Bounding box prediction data
BEGIN

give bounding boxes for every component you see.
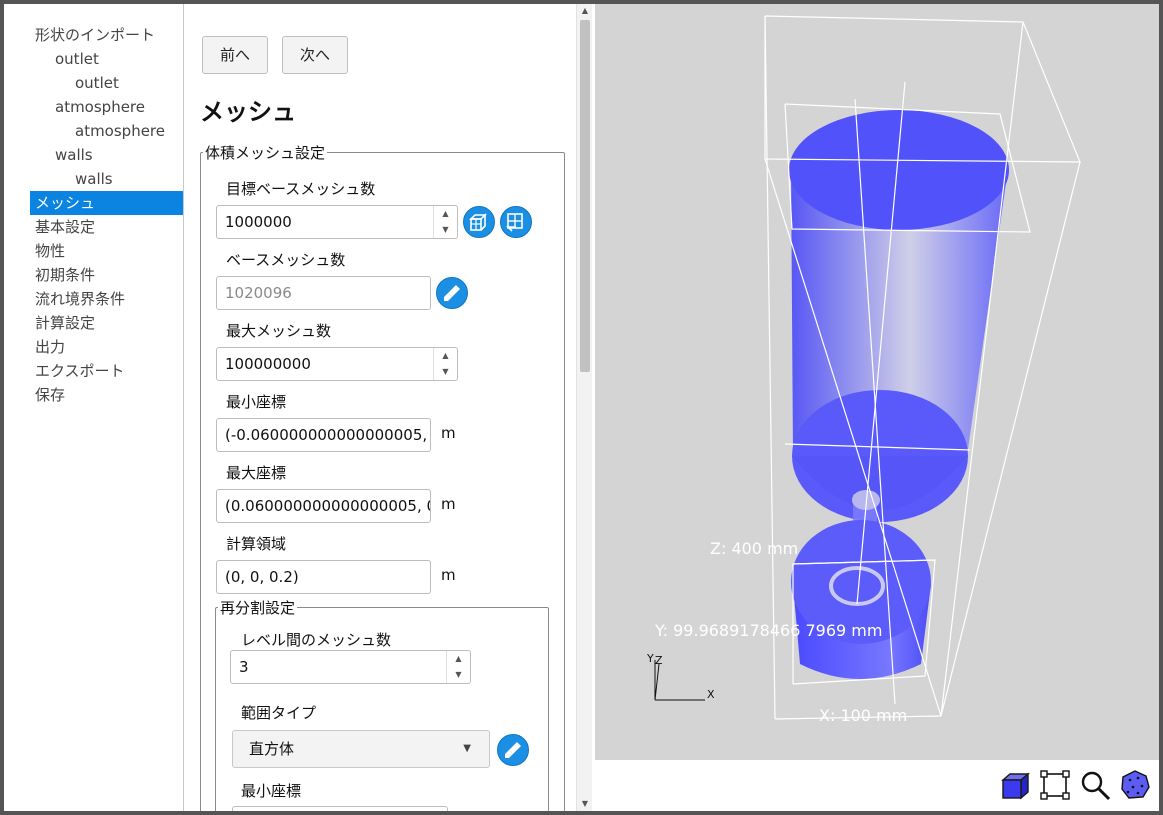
- max-cells-input[interactable]: 100000000 ▲ ▼: [216, 347, 458, 381]
- volume-mesh-legend: 体積メッシュ設定: [205, 144, 326, 162]
- panel-scrollbar[interactable]: ▲ ▼: [576, 4, 592, 811]
- target-base-mesh-label: 目標ベースメッシュ数: [226, 180, 376, 198]
- x-axis-label: X: [707, 688, 715, 701]
- z-axis-label: Z: [655, 654, 663, 667]
- scroll-down-icon[interactable]: ▼: [577, 797, 593, 811]
- scroll-thumb[interactable]: [580, 20, 590, 372]
- tree-item-initial-conditions[interactable]: 初期条件: [30, 263, 183, 287]
- refinement-min-coord-label: 最小座標: [241, 782, 302, 800]
- tree-item-boundary-conditions[interactable]: 流れ境界条件: [30, 287, 183, 311]
- navigation-tree: 形状のインポート outlet outlet atmosphere atmosp…: [4, 4, 184, 811]
- pick-range-button[interactable]: [497, 734, 529, 766]
- max-cells-value: 100000000: [225, 355, 311, 373]
- cells-between-levels-stepper[interactable]: ▲ ▼: [446, 651, 470, 683]
- next-button[interactable]: 次へ: [282, 36, 348, 74]
- cells-between-levels-value: 3: [239, 658, 249, 676]
- scroll-up-icon[interactable]: ▲: [577, 4, 593, 18]
- target-base-mesh-stepper[interactable]: ▲ ▼: [433, 206, 457, 238]
- brush-icon: [444, 285, 460, 301]
- max-cells-stepper[interactable]: ▲ ▼: [433, 348, 457, 380]
- mesh-settings-panel: 前へ 次へ メッシュ 体積メッシュ設定 目標ベースメッシュ数 1000000 ▲…: [184, 4, 594, 811]
- refinement-legend: 再分割設定: [220, 599, 296, 617]
- page-title: メッシュ: [200, 98, 296, 126]
- domain-label: 計算領域: [226, 535, 287, 553]
- chevron-down-icon: ▼: [463, 743, 471, 754]
- box-view-icon[interactable]: [998, 768, 1032, 802]
- tree-item-export[interactable]: エクスポート: [30, 359, 183, 383]
- max-coord-unit: m: [441, 495, 456, 513]
- tree-item-properties[interactable]: 物性: [30, 239, 183, 263]
- domain-unit: m: [441, 566, 456, 584]
- brush-icon: [505, 742, 521, 758]
- auto-base-mesh-button[interactable]: [436, 277, 468, 309]
- tree-item-atmosphere[interactable]: atmosphere: [30, 95, 183, 119]
- base-mesh-input: 1020096: [216, 276, 431, 310]
- grid-arrow-icon: [506, 213, 523, 232]
- tree-item-walls[interactable]: walls: [30, 143, 183, 167]
- viewer-toolbar: [595, 760, 1159, 811]
- cube-grid-icon: [469, 213, 487, 231]
- refinement-min-coord-input[interactable]: [232, 806, 448, 811]
- z-dimension-label: Z: 400 mm: [710, 539, 799, 558]
- tree-item-atmosphere-patch[interactable]: atmosphere: [30, 119, 183, 143]
- apply-mesh-button[interactable]: [500, 206, 532, 238]
- tree-item-mesh[interactable]: メッシュ: [30, 191, 183, 215]
- top-cap: [789, 110, 1009, 230]
- mesh-view-icon[interactable]: [1118, 768, 1152, 802]
- min-coord-input[interactable]: (-0.060000000000000005, -0: [216, 418, 431, 452]
- tree-item-outlet-patch[interactable]: outlet: [30, 71, 183, 95]
- min-coord-unit: m: [441, 424, 456, 442]
- range-type-value: 直方体: [249, 740, 295, 758]
- max-coord-label: 最大座標: [226, 464, 287, 482]
- prev-button[interactable]: 前へ: [202, 36, 268, 74]
- cells-between-levels-label: レベル間のメッシュ数: [241, 631, 392, 649]
- y-axis-label: Y: [647, 652, 654, 665]
- base-mesh-label: ベースメッシュ数: [226, 251, 346, 269]
- tree-item-outlet[interactable]: outlet: [30, 47, 183, 71]
- tree-item-solver-settings[interactable]: 計算設定: [30, 311, 183, 335]
- domain-input[interactable]: (0, 0, 0.2): [216, 560, 431, 594]
- 3d-viewer[interactable]: Z: 400 mm Y: 99.9689178466 7969 mm X: 10…: [595, 4, 1159, 760]
- tree-item-walls-patch[interactable]: walls: [30, 167, 183, 191]
- target-base-mesh-value: 1000000: [225, 213, 292, 231]
- range-type-label: 範囲タイプ: [241, 704, 317, 722]
- estimate-mesh-button[interactable]: [463, 206, 495, 238]
- max-coord-input[interactable]: (0.060000000000000005, 0.: [216, 489, 431, 523]
- max-cells-label: 最大メッシュ数: [226, 322, 332, 340]
- cells-between-levels-input[interactable]: 3 ▲ ▼: [230, 650, 471, 684]
- target-base-mesh-input[interactable]: 1000000 ▲ ▼: [216, 205, 458, 239]
- range-type-select[interactable]: 直方体 ▼: [232, 730, 490, 768]
- tree-item-save[interactable]: 保存: [30, 383, 183, 407]
- tree-item-output[interactable]: 出力: [30, 335, 183, 359]
- fit-view-icon[interactable]: [1038, 768, 1072, 802]
- min-coord-label: 最小座標: [226, 393, 287, 411]
- tree-item-basic-settings[interactable]: 基本設定: [30, 215, 183, 239]
- y-dimension-label: Y: 99.9689178466 7969 mm: [655, 621, 883, 640]
- zoom-icon[interactable]: [1078, 768, 1112, 802]
- tree-item-shape-import[interactable]: 形状のインポート: [30, 23, 183, 47]
- model-render: [764, 15, 1081, 720]
- x-dimension-label: X: 100 mm: [819, 706, 908, 725]
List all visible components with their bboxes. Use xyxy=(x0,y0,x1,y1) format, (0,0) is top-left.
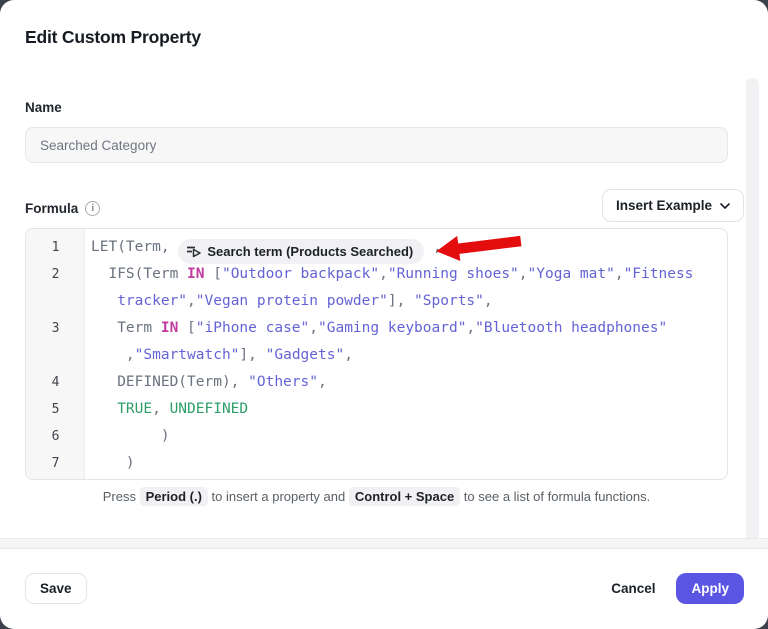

END

■ **INSTRUCTIONS FOR THE TASK**:
For each line above that contains the word "体積メッシュ設定", make a copy.

■ **OUTPUT FOR THIS TASK**:
- volume-mesh-legend: 体積メッシュ設定: [205, 144, 326, 162]
- mesh-settings-panel: 前へ 次へ メッシュ 体積メッシュ設定 目標ベースメッシュ数 1000000 ▲…: [184, 4, 594, 811]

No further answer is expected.